(Recorded data)

---+---

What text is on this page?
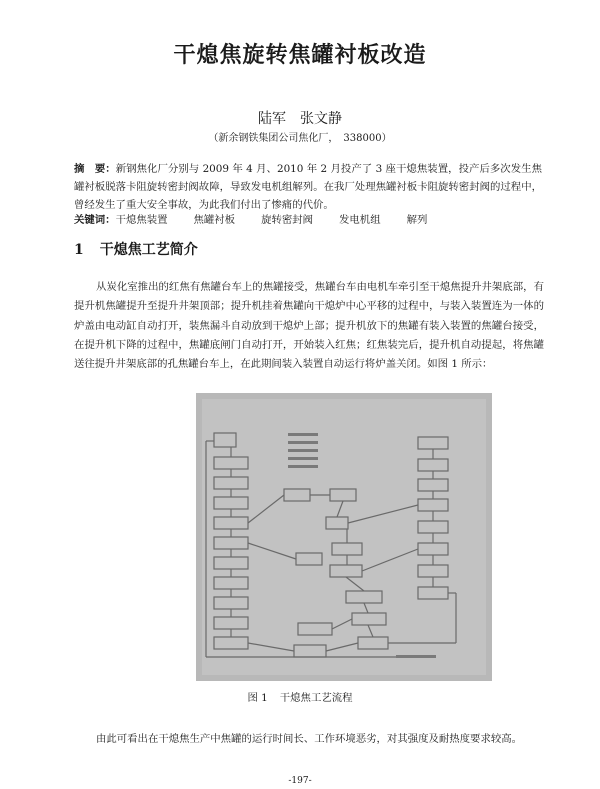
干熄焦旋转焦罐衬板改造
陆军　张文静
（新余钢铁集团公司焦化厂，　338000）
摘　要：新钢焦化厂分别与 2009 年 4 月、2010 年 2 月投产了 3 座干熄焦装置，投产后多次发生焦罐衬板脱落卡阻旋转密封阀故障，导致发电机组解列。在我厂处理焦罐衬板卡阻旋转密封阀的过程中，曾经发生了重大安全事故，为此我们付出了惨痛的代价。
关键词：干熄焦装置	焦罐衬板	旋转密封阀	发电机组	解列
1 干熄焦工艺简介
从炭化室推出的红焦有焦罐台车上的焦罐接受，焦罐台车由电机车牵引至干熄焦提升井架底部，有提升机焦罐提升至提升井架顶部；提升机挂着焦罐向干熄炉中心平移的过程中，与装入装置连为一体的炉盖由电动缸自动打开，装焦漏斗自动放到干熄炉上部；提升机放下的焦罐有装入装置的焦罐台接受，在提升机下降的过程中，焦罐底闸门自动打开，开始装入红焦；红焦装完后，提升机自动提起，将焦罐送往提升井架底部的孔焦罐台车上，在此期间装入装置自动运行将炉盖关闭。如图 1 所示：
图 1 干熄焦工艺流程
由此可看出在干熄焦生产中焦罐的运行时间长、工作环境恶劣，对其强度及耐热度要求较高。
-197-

---+---

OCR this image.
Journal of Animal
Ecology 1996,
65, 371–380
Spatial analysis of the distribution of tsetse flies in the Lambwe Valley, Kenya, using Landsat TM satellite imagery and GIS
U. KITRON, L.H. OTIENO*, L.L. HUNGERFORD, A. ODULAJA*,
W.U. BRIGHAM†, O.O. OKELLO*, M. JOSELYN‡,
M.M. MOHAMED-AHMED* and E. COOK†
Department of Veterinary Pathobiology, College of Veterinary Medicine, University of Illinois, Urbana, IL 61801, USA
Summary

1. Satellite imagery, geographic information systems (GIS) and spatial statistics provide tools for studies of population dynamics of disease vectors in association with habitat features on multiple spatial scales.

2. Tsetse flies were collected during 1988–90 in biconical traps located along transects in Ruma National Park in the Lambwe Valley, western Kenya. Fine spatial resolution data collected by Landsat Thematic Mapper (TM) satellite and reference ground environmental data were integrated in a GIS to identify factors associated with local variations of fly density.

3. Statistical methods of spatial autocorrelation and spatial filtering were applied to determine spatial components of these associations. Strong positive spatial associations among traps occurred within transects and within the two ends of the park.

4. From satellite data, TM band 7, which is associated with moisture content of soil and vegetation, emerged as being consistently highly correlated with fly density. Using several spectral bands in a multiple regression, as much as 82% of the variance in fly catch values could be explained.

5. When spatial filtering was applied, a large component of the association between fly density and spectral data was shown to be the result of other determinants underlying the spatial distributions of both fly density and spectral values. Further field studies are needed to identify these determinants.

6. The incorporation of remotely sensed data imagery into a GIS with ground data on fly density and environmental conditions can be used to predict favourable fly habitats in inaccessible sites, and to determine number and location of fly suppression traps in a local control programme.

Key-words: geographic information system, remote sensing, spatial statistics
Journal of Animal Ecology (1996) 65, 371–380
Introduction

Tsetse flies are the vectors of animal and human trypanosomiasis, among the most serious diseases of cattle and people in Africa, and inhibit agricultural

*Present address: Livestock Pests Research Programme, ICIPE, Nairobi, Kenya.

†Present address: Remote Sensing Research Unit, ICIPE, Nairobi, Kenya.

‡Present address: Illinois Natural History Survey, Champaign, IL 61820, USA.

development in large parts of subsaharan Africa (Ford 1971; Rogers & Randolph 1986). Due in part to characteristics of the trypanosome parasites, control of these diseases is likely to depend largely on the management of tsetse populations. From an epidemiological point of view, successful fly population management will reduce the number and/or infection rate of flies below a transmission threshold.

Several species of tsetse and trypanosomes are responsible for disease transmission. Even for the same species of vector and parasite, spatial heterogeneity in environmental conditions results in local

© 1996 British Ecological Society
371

---+---

GOAL OF THE EXERCISE: Say the number of lines in the records above that include the string "multiple", and no more.

RESULT BELOW: 2